> **SHORT PROBLEM**
Every line containing the word "title" needs to be found and copied.

-- PROVIDED DATA start --

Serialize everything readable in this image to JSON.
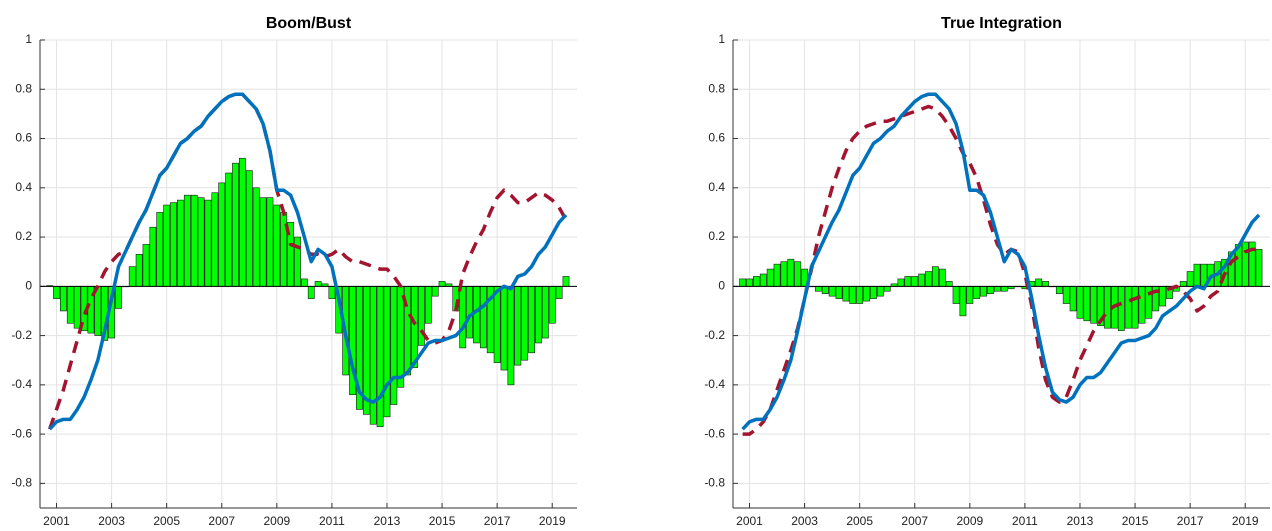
{
  "chart_data": [
    {
      "type": "bar_line",
      "title": "Boom/Bust",
      "x": [
        2000.75,
        2001,
        2001.25,
        2001.5,
        2001.75,
        2002,
        2002.25,
        2002.5,
        2002.75,
        2003,
        2003.25,
        2003.5,
        2003.75,
        2004,
        2004.25,
        2004.5,
        2004.75,
        2005,
        2005.25,
        2005.5,
        2005.75,
        2006,
        2006.25,
        2006.5,
        2006.75,
        2007,
        2007.25,
        2007.5,
        2007.75,
        2008,
        2008.25,
        2008.5,
        2008.75,
        2009,
        2009.25,
        2009.5,
        2009.75,
        2010,
        2010.25,
        2010.5,
        2010.75,
        2011,
        2011.25,
        2011.5,
        2011.75,
        2012,
        2012.25,
        2012.5,
        2012.75,
        2013,
        2013.25,
        2013.5,
        2013.75,
        2014,
        2014.25,
        2014.5,
        2014.75,
        2015,
        2015.25,
        2015.5,
        2015.75,
        2016,
        2016.25,
        2016.5,
        2016.75,
        2017,
        2017.25,
        2017.5,
        2017.75,
        2018,
        2018.25,
        2018.5,
        2018.75,
        2019,
        2019.25,
        2019.5
      ],
      "series": [
        {
          "kind": "bar",
          "color": "#00ff00",
          "values": [
            0.003,
            -0.05,
            -0.1,
            -0.15,
            -0.17,
            -0.18,
            -0.19,
            -0.2,
            -0.22,
            -0.21,
            -0.09,
            0.0,
            0.08,
            0.13,
            0.17,
            0.24,
            0.3,
            0.33,
            0.34,
            0.35,
            0.37,
            0.37,
            0.36,
            0.35,
            0.38,
            0.42,
            0.46,
            0.5,
            0.52,
            0.47,
            0.4,
            0.36,
            0.36,
            0.33,
            0.3,
            0.26,
            0.2,
            0.03,
            -0.05,
            0.02,
            0.01,
            -0.05,
            -0.19,
            -0.36,
            -0.44,
            -0.5,
            -0.52,
            -0.56,
            -0.57,
            -0.53,
            -0.48,
            -0.41,
            -0.36,
            -0.33,
            -0.24,
            -0.15,
            -0.04,
            0.02,
            0.01,
            -0.1,
            -0.25,
            -0.21,
            -0.23,
            -0.25,
            -0.27,
            -0.31,
            -0.34,
            -0.4,
            -0.32,
            -0.3,
            -0.27,
            -0.23,
            -0.21,
            -0.15,
            -0.05,
            0.04
          ]
        },
        {
          "kind": "dashed-line",
          "color": "#a2142f",
          "values": [
            -0.58,
            -0.5,
            -0.42,
            -0.32,
            -0.22,
            -0.12,
            -0.05,
            0,
            0.06,
            0.1,
            0.13,
            0.14,
            0.2,
            0.26,
            0.31,
            0.38,
            0.45,
            0.48,
            0.53,
            0.58,
            0.6,
            0.63,
            0.65,
            0.69,
            0.72,
            0.75,
            0.77,
            0.78,
            0.78,
            0.75,
            0.72,
            0.66,
            0.55,
            0.39,
            0.3,
            0.17,
            0.16,
            0.15,
            0.13,
            0.13,
            0.12,
            0.13,
            0.15,
            0.12,
            0.1,
            0.1,
            0.09,
            0.08,
            0.07,
            0.07,
            0.04,
            0.0,
            -0.1,
            -0.15,
            -0.18,
            -0.22,
            -0.23,
            -0.22,
            -0.18,
            -0.1,
            0.05,
            0.12,
            0.18,
            0.23,
            0.3,
            0.36,
            0.39,
            0.37,
            0.34,
            0.34,
            0.36,
            0.38,
            0.37,
            0.35,
            0.32,
            0.27
          ]
        },
        {
          "kind": "line",
          "color": "#0072bd",
          "values": [
            -0.58,
            -0.55,
            -0.54,
            -0.54,
            -0.5,
            -0.45,
            -0.38,
            -0.3,
            -0.18,
            -0.05,
            0.08,
            0.14,
            0.2,
            0.26,
            0.31,
            0.38,
            0.45,
            0.48,
            0.53,
            0.58,
            0.6,
            0.63,
            0.65,
            0.69,
            0.72,
            0.75,
            0.77,
            0.78,
            0.78,
            0.75,
            0.72,
            0.66,
            0.55,
            0.39,
            0.39,
            0.37,
            0.3,
            0.2,
            0.1,
            0.15,
            0.13,
            0.08,
            -0.05,
            -0.2,
            -0.33,
            -0.43,
            -0.46,
            -0.47,
            -0.45,
            -0.4,
            -0.37,
            -0.37,
            -0.35,
            -0.31,
            -0.27,
            -0.23,
            -0.22,
            -0.22,
            -0.21,
            -0.2,
            -0.17,
            -0.12,
            -0.1,
            -0.08,
            -0.05,
            -0.02,
            0,
            -0.01,
            0.04,
            0.05,
            0.08,
            0.13,
            0.16,
            0.21,
            0.26,
            0.29
          ]
        }
      ],
      "xlim": [
        2000.4,
        2019.9
      ],
      "xticks": [
        2001,
        2003,
        2005,
        2007,
        2009,
        2011,
        2013,
        2015,
        2017,
        2019
      ],
      "ylim": [
        -0.9,
        1
      ],
      "yticks": [
        -0.8,
        -0.6,
        -0.4,
        -0.2,
        0,
        0.2,
        0.4,
        0.6,
        0.8,
        1
      ],
      "grid": true
    },
    {
      "type": "bar_line",
      "title": "True Integration",
      "x": [
        2000.75,
        2001,
        2001.25,
        2001.5,
        2001.75,
        2002,
        2002.25,
        2002.5,
        2002.75,
        2003,
        2003.25,
        2003.5,
        2003.75,
        2004,
        2004.25,
        2004.5,
        2004.75,
        2005,
        2005.25,
        2005.5,
        2005.75,
        2006,
        2006.25,
        2006.5,
        2006.75,
        2007,
        2007.25,
        2007.5,
        2007.75,
        2008,
        2008.25,
        2008.5,
        2008.75,
        2009,
        2009.25,
        2009.5,
        2009.75,
        2010,
        2010.25,
        2010.5,
        2010.75,
        2011,
        2011.25,
        2011.5,
        2011.75,
        2012,
        2012.25,
        2012.5,
        2012.75,
        2013,
        2013.25,
        2013.5,
        2013.75,
        2014,
        2014.25,
        2014.5,
        2014.75,
        2015,
        2015.25,
        2015.5,
        2015.75,
        2016,
        2016.25,
        2016.5,
        2016.75,
        2017,
        2017.25,
        2017.5,
        2017.75,
        2018,
        2018.25,
        2018.5,
        2018.75,
        2019,
        2019.25,
        2019.5
      ],
      "series": [
        {
          "kind": "bar",
          "color": "#00ff00",
          "values": [
            0.03,
            0.03,
            0.04,
            0.05,
            0.07,
            0.09,
            0.1,
            0.11,
            0.1,
            0.07,
            0.0,
            -0.02,
            -0.03,
            -0.04,
            -0.05,
            -0.06,
            -0.07,
            -0.07,
            -0.06,
            -0.05,
            -0.04,
            -0.02,
            0.01,
            0.03,
            0.04,
            0.04,
            0.05,
            0.06,
            0.08,
            0.07,
            0.02,
            -0.07,
            -0.12,
            -0.07,
            -0.05,
            -0.04,
            -0.03,
            -0.02,
            -0.02,
            -0.01,
            0.0,
            -0.01,
            0.02,
            0.03,
            0.02,
            0.0,
            -0.03,
            -0.07,
            -0.1,
            -0.13,
            -0.14,
            -0.15,
            -0.16,
            -0.17,
            -0.17,
            -0.18,
            -0.17,
            -0.17,
            -0.15,
            -0.13,
            -0.1,
            -0.08,
            -0.05,
            -0.02,
            0.02,
            0.06,
            0.09,
            0.09,
            0.09,
            0.1,
            0.11,
            0.14,
            0.17,
            0.18,
            0.18,
            0.15
          ]
        },
        {
          "kind": "dashed-line",
          "color": "#a2142f",
          "values": [
            -0.6,
            -0.6,
            -0.58,
            -0.55,
            -0.5,
            -0.42,
            -0.34,
            -0.26,
            -0.17,
            -0.05,
            0.07,
            0.2,
            0.3,
            0.4,
            0.48,
            0.55,
            0.6,
            0.63,
            0.65,
            0.66,
            0.67,
            0.67,
            0.68,
            0.69,
            0.7,
            0.71,
            0.72,
            0.73,
            0.72,
            0.69,
            0.65,
            0.6,
            0.54,
            0.5,
            0.44,
            0.35,
            0.25,
            0.17,
            0.13,
            0.15,
            0.14,
            0.05,
            -0.08,
            -0.25,
            -0.38,
            -0.45,
            -0.47,
            -0.45,
            -0.38,
            -0.3,
            -0.24,
            -0.18,
            -0.14,
            -0.1,
            -0.08,
            -0.07,
            -0.06,
            -0.05,
            -0.04,
            -0.03,
            -0.02,
            -0.02,
            -0.01,
            0,
            -0.02,
            -0.05,
            -0.1,
            -0.08,
            -0.04,
            -0.02,
            0.05,
            0.1,
            0.12,
            0.14,
            0.15,
            0.15
          ]
        },
        {
          "kind": "line",
          "color": "#0072bd",
          "values": [
            -0.58,
            -0.55,
            -0.54,
            -0.54,
            -0.5,
            -0.45,
            -0.38,
            -0.3,
            -0.18,
            -0.05,
            0.08,
            0.14,
            0.2,
            0.26,
            0.31,
            0.38,
            0.45,
            0.48,
            0.53,
            0.58,
            0.6,
            0.63,
            0.65,
            0.69,
            0.72,
            0.75,
            0.77,
            0.78,
            0.78,
            0.75,
            0.72,
            0.66,
            0.55,
            0.39,
            0.39,
            0.37,
            0.3,
            0.2,
            0.1,
            0.15,
            0.13,
            0.08,
            -0.05,
            -0.2,
            -0.33,
            -0.43,
            -0.46,
            -0.47,
            -0.45,
            -0.4,
            -0.37,
            -0.37,
            -0.35,
            -0.31,
            -0.27,
            -0.23,
            -0.22,
            -0.22,
            -0.21,
            -0.2,
            -0.17,
            -0.12,
            -0.1,
            -0.08,
            -0.05,
            -0.02,
            0,
            -0.01,
            0.04,
            0.05,
            0.08,
            0.13,
            0.16,
            0.21,
            0.26,
            0.29
          ]
        }
      ],
      "xlim": [
        2000.4,
        2019.9
      ],
      "xticks": [
        2001,
        2003,
        2005,
        2007,
        2009,
        2011,
        2013,
        2015,
        2017,
        2019
      ],
      "ylim": [
        -0.9,
        1
      ],
      "yticks": [
        -0.8,
        -0.6,
        -0.4,
        -0.2,
        0,
        0.2,
        0.4,
        0.6,
        0.8,
        1
      ],
      "grid": true
    }
  ]
}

-- PROVIDED DATA end --

> **EXPECTED OUTPUT**
      "title": "Boom/Bust",
      "title": "True Integration",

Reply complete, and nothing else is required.